**Work to complete:** Go through each line of the records below and count those with the word "What"; give only the total.

**Available data:**

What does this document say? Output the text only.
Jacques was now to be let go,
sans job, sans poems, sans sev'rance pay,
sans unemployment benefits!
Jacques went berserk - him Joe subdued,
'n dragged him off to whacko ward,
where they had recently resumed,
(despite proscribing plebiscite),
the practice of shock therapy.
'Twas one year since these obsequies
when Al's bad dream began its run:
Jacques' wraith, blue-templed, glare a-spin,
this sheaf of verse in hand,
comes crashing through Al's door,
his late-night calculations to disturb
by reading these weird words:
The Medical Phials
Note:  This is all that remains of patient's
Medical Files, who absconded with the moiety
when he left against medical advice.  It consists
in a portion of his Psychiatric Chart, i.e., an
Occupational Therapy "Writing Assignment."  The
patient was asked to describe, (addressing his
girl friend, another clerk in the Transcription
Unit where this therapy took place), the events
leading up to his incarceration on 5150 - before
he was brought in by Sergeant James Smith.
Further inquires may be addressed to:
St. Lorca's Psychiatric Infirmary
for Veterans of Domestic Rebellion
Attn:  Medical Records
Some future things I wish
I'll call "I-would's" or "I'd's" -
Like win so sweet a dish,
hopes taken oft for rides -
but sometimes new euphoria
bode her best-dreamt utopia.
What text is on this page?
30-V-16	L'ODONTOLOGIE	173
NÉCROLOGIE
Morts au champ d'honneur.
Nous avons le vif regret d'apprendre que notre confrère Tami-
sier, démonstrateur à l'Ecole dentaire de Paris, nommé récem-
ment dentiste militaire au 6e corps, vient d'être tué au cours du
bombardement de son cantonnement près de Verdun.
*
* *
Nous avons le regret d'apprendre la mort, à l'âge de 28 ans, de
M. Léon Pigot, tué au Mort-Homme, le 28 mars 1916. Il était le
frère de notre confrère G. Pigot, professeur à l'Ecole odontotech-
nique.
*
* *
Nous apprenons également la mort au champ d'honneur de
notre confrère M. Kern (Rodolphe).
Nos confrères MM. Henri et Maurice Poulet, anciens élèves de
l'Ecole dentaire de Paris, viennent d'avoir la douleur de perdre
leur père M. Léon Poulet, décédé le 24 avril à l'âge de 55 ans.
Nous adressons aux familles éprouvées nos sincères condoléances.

**Answer for this exercise:** 2